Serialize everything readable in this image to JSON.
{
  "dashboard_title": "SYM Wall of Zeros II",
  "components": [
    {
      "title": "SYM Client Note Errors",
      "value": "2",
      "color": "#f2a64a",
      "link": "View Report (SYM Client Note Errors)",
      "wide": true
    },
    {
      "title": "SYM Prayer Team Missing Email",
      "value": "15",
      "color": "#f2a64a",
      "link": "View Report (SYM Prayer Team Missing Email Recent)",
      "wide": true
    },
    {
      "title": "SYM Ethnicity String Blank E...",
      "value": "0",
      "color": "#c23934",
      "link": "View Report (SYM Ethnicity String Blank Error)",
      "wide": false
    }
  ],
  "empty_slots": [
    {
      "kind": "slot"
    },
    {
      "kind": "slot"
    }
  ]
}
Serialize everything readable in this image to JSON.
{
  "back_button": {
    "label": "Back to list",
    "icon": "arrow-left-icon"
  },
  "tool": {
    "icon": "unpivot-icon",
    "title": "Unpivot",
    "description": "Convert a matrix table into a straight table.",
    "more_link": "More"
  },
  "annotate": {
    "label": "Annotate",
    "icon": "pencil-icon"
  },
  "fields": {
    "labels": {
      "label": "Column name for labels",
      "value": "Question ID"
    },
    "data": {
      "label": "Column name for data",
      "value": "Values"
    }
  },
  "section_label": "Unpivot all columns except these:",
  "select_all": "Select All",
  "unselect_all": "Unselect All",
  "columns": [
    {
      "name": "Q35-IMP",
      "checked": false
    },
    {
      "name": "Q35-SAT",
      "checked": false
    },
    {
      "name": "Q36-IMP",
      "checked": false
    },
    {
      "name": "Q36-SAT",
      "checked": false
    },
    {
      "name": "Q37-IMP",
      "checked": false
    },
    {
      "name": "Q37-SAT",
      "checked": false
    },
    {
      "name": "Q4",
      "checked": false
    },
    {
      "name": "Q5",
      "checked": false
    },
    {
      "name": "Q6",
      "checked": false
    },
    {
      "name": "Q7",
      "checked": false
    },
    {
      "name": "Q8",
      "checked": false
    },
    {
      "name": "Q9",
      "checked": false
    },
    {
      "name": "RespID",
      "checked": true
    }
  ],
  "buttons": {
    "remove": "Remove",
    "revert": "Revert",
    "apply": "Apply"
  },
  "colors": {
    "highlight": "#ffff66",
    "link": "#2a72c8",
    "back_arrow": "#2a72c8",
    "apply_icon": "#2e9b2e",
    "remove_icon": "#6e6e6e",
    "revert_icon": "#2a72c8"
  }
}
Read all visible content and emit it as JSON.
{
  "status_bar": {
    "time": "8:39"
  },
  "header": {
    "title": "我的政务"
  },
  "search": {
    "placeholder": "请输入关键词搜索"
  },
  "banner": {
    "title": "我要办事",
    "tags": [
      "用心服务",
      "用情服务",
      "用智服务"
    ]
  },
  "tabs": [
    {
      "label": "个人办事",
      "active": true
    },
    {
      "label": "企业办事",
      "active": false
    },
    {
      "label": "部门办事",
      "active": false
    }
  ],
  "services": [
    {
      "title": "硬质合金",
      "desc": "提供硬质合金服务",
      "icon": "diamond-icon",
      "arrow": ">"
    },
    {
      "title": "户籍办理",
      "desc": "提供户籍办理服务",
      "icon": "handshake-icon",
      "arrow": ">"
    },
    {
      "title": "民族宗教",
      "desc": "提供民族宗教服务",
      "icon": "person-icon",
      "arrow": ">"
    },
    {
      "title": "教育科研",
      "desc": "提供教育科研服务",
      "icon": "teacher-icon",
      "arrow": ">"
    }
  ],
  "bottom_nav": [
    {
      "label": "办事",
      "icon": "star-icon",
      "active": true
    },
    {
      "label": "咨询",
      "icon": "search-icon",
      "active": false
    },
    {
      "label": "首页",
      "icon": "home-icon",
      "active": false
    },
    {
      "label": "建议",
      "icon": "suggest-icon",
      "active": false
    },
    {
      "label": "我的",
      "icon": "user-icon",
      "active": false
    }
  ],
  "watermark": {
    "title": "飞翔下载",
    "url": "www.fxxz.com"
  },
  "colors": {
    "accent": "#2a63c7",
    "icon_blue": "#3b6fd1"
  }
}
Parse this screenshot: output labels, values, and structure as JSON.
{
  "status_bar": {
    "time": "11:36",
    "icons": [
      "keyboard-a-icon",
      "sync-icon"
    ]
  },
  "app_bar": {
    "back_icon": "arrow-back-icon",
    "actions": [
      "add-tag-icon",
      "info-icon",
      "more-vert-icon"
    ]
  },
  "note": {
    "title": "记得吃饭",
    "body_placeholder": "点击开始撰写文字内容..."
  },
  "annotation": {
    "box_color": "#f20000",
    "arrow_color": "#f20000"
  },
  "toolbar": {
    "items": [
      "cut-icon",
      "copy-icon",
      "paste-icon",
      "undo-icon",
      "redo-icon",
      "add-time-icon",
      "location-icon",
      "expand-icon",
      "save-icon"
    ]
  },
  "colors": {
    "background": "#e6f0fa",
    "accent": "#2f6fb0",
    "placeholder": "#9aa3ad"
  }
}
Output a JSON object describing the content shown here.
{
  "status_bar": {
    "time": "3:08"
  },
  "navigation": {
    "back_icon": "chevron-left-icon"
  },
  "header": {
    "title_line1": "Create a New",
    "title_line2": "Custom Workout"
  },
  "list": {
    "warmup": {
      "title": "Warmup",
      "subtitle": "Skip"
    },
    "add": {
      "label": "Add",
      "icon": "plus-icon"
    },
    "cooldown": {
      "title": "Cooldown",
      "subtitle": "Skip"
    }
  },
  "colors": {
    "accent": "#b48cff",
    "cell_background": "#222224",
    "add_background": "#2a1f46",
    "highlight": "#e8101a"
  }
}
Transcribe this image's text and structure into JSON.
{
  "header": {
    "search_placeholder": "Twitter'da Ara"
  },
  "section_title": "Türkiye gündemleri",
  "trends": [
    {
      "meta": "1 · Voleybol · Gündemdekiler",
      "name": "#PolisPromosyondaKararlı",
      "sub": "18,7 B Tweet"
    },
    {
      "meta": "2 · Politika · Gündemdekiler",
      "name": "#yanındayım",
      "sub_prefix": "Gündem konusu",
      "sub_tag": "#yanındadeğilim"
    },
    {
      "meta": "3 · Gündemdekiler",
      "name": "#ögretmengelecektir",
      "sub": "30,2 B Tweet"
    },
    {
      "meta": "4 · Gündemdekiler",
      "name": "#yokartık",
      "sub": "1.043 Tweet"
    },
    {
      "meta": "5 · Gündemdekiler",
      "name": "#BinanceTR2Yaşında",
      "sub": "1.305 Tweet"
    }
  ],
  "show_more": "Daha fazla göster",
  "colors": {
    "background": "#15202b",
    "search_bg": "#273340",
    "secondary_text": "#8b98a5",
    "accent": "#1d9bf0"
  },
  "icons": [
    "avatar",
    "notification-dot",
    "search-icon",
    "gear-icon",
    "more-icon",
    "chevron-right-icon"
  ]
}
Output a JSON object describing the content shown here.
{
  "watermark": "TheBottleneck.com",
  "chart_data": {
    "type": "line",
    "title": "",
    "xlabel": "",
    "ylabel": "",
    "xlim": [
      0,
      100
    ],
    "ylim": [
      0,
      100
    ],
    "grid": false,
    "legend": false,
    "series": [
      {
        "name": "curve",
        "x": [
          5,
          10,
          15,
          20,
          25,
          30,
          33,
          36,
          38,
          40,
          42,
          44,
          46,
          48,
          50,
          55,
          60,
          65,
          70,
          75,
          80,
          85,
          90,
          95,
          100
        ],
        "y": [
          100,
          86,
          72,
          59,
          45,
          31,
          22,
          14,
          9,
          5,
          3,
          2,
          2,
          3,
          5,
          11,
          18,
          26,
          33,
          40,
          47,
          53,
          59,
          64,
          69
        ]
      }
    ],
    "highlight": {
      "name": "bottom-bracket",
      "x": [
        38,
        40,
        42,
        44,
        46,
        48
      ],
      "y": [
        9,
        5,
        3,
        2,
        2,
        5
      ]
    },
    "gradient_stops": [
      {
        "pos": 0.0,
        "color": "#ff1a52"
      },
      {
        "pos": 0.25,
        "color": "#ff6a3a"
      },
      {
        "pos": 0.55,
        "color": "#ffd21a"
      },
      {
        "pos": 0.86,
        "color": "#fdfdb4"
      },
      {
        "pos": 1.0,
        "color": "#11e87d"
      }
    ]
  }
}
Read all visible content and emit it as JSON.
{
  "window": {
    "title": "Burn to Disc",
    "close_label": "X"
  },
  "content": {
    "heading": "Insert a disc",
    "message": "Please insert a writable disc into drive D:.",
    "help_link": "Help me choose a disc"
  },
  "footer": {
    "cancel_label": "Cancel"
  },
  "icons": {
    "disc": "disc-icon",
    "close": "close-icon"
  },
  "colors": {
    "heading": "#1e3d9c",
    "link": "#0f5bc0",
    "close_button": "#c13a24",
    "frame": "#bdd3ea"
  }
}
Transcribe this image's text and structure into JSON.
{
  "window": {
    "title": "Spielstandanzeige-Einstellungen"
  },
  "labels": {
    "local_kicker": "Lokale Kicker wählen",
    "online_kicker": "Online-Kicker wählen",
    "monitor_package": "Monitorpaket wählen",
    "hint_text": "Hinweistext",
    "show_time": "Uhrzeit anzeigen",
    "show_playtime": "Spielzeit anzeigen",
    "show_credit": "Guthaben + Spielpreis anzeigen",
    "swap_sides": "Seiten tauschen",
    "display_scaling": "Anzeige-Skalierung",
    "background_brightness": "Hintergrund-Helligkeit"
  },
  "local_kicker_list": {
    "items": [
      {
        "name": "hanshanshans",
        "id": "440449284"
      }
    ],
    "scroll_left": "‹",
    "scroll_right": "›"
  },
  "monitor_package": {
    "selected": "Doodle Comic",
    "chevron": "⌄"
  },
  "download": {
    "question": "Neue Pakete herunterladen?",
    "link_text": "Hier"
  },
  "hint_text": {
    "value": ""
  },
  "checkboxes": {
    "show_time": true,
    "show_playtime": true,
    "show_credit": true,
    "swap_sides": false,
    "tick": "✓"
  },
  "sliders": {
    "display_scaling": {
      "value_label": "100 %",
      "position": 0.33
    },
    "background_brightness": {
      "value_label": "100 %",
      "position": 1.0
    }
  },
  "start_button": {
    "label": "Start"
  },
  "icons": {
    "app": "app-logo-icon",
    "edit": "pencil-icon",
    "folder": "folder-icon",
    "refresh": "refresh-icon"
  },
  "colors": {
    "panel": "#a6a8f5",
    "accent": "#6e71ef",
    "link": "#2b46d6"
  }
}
──────
Go over the data above and copy every line that has the word "meta" in it.

## The output
      "meta": "1 · Voleybol · Gündemdekiler",
      "meta": "2 · Politika · Gündemdekiler",
      "meta": "3 · Gündemdekiler",
      "meta": "4 · Gündemdekiler",
      "meta": "5 · Gündemdekiler",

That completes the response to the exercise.